What you are asked to do.
Among the entries below, find the lines with "seen" and copy them.

Records.
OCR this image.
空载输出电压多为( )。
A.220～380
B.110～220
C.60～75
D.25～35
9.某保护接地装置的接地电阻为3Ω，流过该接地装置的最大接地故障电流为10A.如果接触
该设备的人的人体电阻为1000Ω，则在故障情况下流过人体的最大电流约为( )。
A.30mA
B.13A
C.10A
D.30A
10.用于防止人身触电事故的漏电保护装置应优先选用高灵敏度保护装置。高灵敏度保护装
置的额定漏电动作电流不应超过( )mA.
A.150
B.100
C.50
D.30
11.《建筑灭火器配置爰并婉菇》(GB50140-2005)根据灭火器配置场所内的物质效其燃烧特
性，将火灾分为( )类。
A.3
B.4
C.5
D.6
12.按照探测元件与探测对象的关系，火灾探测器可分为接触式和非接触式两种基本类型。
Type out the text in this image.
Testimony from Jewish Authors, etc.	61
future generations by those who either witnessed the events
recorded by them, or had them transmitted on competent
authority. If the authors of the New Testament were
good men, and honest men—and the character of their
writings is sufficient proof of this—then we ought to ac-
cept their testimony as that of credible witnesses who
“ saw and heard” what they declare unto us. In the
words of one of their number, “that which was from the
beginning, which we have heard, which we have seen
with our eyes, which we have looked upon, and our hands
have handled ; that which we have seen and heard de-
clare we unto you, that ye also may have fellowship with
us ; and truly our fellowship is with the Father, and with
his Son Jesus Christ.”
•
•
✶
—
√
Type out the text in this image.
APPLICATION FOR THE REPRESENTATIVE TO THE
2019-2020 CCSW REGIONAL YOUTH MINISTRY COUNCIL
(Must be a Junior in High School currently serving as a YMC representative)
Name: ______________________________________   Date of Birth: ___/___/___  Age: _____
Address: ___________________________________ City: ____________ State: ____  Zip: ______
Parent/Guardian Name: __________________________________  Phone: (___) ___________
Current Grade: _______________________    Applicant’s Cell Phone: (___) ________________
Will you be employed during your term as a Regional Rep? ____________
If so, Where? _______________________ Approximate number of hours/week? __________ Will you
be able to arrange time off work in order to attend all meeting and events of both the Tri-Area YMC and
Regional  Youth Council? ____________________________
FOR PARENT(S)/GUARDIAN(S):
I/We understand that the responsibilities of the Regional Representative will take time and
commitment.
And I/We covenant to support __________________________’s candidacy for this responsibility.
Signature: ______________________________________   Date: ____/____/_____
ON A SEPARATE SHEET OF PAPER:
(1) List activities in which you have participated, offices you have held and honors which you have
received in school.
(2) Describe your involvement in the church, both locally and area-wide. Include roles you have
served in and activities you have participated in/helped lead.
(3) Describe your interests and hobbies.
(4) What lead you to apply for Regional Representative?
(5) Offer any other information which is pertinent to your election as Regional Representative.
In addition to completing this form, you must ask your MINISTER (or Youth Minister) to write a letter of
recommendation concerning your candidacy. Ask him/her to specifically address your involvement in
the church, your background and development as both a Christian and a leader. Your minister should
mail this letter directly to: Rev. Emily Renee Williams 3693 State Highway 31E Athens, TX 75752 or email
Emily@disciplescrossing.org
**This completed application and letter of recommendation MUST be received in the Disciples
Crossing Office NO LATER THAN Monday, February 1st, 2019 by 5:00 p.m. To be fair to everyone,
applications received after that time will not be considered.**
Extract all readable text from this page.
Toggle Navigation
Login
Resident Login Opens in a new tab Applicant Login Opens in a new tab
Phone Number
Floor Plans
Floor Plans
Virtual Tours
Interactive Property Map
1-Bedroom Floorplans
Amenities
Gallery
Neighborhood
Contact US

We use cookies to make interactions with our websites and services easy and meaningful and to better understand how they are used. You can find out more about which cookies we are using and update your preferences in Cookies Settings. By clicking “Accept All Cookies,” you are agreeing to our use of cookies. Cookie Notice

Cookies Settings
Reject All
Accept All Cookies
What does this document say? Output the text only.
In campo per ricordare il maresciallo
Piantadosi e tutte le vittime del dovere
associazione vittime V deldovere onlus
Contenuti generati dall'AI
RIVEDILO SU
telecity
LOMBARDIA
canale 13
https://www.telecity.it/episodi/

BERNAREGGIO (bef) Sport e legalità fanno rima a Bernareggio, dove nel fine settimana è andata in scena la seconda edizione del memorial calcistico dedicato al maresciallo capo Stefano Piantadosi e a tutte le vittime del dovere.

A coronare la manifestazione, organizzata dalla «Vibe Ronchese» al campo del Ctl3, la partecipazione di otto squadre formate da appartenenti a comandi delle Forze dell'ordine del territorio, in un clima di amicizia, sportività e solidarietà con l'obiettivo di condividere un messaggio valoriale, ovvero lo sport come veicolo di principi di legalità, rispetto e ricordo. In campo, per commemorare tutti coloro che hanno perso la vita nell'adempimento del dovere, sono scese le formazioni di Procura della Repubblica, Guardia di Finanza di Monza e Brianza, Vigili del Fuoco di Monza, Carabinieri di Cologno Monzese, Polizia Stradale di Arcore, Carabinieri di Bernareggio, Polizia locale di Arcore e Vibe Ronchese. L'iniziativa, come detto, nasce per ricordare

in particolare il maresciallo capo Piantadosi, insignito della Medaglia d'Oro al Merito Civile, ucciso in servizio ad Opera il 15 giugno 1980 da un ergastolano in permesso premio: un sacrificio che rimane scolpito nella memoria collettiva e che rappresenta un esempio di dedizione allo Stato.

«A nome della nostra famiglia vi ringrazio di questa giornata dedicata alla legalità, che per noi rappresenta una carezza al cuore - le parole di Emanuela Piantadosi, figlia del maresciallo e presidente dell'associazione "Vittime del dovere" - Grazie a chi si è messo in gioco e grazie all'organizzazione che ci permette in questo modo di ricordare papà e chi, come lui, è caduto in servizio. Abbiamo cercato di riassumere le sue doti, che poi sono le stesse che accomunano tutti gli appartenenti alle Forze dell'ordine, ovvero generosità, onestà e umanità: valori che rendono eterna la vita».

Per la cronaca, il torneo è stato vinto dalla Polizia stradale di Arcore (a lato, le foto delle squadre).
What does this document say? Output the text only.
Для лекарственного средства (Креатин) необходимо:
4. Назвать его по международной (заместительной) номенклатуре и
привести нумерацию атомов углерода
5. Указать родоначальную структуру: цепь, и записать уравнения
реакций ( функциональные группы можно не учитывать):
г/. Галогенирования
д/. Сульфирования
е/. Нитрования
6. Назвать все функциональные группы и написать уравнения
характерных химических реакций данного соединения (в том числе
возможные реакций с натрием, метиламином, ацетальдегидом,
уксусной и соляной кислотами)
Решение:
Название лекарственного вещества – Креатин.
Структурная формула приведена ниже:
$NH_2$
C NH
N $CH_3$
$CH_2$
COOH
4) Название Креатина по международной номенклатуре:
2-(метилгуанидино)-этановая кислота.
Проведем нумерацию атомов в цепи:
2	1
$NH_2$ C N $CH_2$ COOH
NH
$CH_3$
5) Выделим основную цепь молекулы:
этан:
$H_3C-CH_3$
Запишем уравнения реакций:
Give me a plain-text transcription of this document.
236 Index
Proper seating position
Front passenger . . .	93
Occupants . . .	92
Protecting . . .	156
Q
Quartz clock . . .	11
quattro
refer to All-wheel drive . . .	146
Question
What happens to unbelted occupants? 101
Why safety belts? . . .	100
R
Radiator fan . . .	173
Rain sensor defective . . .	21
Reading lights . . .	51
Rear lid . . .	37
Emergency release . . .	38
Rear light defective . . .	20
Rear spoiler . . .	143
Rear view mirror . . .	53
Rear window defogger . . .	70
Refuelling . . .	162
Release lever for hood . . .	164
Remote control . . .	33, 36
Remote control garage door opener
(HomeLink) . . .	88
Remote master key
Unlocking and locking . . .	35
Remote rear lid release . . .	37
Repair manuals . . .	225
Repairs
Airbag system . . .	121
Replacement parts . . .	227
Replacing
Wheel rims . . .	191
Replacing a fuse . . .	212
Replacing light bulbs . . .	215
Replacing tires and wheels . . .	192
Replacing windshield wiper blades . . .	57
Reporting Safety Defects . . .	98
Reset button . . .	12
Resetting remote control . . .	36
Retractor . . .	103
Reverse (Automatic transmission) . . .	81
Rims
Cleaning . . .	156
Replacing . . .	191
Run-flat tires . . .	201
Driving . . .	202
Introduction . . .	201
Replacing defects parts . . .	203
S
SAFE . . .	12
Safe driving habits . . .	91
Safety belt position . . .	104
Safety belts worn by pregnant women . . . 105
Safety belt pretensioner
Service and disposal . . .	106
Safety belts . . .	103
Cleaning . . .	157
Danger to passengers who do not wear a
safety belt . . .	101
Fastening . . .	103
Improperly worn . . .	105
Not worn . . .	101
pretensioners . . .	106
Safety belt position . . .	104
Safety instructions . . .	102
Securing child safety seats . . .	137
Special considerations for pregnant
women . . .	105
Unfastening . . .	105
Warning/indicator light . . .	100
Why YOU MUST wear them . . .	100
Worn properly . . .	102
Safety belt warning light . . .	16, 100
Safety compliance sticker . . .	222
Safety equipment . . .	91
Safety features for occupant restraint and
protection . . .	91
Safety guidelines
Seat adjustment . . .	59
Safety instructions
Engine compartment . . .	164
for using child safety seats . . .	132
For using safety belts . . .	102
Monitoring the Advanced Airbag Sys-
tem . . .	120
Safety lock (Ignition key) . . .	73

Finished exercise.
beginning, which we have heard, which we have seen
have handled ; that which we have seen and heard de-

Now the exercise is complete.